TASK DETAILS
Search the records below for the word "Pedicini". Pull out each line that has it.

DATA FOR THE TASK
*-*-*
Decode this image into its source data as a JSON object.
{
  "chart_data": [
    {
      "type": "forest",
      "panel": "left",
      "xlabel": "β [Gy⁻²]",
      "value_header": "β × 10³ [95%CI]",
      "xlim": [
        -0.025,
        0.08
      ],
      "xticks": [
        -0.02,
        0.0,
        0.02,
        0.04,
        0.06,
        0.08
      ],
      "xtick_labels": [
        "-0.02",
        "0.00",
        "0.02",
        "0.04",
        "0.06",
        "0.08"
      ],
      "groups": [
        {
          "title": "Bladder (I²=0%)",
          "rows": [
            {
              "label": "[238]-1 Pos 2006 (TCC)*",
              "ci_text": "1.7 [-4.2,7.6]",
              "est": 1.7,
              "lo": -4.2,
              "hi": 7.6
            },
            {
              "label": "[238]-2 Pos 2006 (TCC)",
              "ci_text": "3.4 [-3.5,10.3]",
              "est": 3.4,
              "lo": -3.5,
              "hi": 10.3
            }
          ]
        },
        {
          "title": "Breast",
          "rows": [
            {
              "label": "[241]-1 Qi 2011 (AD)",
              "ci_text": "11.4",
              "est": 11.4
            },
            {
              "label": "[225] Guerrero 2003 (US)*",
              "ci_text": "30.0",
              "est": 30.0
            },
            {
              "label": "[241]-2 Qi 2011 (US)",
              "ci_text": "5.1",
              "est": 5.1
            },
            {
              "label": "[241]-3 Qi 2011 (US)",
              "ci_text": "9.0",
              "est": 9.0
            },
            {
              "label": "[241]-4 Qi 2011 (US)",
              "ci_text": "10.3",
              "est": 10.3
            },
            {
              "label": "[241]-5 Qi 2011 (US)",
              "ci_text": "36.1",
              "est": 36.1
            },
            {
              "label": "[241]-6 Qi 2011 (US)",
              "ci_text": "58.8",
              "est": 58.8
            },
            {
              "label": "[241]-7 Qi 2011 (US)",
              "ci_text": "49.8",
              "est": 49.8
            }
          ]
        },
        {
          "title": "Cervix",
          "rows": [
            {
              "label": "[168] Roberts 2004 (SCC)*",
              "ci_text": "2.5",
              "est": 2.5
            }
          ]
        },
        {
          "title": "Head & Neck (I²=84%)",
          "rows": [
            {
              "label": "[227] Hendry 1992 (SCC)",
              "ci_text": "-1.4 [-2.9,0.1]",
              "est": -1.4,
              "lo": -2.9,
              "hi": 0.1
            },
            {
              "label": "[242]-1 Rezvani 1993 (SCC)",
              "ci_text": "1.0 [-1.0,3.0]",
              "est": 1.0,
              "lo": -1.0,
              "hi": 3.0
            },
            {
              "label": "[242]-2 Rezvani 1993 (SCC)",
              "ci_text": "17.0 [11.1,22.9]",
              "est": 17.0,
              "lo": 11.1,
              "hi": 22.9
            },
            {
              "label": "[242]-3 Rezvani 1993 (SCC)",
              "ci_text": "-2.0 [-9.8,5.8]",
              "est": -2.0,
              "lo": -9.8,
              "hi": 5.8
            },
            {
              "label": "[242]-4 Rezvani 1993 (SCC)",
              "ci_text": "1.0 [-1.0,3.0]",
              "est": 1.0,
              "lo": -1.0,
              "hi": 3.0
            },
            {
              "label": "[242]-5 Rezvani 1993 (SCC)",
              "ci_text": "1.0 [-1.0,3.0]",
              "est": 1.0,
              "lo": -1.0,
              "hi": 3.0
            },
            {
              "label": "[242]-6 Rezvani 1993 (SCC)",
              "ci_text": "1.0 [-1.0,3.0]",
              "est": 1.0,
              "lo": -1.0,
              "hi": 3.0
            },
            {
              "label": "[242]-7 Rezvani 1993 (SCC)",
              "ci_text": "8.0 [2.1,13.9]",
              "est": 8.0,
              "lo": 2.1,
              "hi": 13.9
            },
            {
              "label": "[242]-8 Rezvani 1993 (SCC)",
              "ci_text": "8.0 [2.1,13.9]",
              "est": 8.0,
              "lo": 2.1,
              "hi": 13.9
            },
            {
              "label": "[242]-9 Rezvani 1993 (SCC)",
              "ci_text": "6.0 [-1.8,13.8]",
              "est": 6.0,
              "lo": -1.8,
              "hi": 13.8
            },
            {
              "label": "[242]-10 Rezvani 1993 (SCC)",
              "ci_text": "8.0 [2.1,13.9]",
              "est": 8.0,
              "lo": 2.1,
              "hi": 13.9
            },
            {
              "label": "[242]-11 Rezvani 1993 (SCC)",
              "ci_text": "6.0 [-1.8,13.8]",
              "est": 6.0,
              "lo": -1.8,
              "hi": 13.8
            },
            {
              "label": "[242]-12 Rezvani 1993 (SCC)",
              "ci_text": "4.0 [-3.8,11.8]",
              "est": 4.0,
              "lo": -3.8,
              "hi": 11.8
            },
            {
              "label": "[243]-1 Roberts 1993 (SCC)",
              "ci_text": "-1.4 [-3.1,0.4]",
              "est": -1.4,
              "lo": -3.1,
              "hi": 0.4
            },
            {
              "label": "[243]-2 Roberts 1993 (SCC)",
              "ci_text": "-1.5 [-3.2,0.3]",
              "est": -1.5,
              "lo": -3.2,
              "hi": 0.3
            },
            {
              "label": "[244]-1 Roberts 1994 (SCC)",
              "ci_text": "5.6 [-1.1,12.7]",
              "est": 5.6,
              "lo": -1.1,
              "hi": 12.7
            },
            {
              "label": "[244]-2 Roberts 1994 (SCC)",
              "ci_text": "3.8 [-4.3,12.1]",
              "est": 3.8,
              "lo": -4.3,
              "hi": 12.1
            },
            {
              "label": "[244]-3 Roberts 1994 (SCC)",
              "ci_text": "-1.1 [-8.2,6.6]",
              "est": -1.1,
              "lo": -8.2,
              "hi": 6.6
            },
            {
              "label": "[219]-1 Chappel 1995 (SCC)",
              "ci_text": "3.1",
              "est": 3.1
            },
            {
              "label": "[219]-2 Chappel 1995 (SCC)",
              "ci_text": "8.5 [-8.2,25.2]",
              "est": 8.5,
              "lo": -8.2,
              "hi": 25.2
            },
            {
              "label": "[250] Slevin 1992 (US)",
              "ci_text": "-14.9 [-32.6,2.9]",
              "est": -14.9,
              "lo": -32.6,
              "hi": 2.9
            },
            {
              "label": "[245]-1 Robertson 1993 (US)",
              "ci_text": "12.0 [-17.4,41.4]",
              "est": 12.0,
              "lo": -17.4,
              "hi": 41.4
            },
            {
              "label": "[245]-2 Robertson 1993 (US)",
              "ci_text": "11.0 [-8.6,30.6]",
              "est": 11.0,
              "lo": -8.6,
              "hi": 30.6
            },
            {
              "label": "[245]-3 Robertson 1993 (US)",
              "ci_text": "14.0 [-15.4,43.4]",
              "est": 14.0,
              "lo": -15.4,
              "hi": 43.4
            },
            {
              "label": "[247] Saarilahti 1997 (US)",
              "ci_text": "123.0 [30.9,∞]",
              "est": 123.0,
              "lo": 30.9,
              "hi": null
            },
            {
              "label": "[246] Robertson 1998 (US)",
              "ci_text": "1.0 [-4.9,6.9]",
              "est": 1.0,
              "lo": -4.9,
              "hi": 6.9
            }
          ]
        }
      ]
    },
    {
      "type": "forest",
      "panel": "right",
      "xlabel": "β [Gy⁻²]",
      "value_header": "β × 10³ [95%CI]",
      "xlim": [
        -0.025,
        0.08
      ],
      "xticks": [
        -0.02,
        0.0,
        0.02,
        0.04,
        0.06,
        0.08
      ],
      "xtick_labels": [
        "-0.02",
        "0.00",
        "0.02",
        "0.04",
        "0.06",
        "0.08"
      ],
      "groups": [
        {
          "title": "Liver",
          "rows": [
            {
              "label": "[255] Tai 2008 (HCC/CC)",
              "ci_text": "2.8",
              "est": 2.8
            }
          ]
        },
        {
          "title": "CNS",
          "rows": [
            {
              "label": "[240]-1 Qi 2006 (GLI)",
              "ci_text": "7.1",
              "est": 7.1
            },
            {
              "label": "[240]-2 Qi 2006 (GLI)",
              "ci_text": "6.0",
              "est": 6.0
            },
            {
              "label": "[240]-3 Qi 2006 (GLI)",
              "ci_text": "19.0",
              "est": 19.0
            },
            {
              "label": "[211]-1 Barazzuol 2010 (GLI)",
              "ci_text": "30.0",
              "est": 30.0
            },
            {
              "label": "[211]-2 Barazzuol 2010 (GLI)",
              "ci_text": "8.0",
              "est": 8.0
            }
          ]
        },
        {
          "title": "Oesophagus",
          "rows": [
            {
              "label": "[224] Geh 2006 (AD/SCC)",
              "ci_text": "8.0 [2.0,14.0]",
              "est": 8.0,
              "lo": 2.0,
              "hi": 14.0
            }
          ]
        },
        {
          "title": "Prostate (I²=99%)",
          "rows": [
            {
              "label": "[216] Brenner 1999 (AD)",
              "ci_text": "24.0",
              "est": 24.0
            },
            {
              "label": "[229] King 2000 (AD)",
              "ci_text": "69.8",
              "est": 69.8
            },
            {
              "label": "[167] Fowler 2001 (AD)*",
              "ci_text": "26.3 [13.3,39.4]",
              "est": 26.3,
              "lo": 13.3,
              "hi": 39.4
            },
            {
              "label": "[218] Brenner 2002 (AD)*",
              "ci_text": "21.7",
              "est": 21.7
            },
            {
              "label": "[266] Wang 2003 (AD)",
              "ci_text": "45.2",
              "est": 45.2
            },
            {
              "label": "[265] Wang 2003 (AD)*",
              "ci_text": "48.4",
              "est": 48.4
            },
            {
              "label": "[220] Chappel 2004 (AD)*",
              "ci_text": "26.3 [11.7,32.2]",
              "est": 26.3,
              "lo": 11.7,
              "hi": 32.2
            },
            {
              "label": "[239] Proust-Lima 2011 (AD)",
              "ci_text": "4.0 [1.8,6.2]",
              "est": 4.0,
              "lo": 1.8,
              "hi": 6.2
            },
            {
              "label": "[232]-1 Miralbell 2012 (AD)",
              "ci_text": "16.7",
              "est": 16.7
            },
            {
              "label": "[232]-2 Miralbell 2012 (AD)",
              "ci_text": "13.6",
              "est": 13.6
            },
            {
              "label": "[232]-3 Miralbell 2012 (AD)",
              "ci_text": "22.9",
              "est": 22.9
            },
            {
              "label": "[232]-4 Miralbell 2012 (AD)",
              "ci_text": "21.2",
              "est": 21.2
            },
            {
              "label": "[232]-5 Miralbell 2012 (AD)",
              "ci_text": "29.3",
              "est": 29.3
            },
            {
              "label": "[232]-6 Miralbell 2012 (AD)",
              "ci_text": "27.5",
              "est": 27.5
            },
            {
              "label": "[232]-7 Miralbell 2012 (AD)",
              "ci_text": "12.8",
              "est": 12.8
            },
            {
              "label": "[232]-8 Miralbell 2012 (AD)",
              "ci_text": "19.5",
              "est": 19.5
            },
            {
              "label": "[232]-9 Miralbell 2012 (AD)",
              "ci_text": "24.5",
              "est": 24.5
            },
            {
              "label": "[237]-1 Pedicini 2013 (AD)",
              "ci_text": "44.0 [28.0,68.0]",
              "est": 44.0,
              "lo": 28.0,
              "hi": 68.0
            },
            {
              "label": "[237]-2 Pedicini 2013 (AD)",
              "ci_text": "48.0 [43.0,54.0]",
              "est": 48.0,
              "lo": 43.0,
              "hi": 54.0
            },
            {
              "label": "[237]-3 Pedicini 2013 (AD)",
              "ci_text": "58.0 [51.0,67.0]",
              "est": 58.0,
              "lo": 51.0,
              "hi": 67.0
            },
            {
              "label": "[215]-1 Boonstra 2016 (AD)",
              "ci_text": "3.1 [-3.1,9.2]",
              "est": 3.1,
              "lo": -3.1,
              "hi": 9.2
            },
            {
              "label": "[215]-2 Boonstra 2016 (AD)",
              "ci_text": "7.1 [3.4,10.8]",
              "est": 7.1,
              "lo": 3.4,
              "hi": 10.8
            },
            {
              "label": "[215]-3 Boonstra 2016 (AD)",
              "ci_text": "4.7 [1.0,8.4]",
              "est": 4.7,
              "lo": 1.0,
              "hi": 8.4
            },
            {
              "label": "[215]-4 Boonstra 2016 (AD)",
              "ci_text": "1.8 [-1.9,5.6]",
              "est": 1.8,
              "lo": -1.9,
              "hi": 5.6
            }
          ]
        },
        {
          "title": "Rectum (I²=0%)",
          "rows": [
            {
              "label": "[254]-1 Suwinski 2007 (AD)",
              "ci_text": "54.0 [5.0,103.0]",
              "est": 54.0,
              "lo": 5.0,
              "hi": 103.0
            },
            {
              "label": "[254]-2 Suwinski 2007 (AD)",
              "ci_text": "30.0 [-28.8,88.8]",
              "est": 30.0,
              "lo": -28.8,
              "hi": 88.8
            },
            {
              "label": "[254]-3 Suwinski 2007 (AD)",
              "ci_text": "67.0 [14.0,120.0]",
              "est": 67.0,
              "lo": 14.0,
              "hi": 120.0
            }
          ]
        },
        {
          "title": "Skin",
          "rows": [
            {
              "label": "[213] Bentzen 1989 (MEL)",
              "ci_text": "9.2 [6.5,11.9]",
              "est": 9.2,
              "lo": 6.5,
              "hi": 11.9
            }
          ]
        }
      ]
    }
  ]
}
*-*-*
SOLUTION TO THIS TASK
              "label": "[237]-1 Pedicini 2013 (AD)",
              "label": "[237]-2 Pedicini 2013 (AD)",
              "label": "[237]-3 Pedicini 2013 (AD)",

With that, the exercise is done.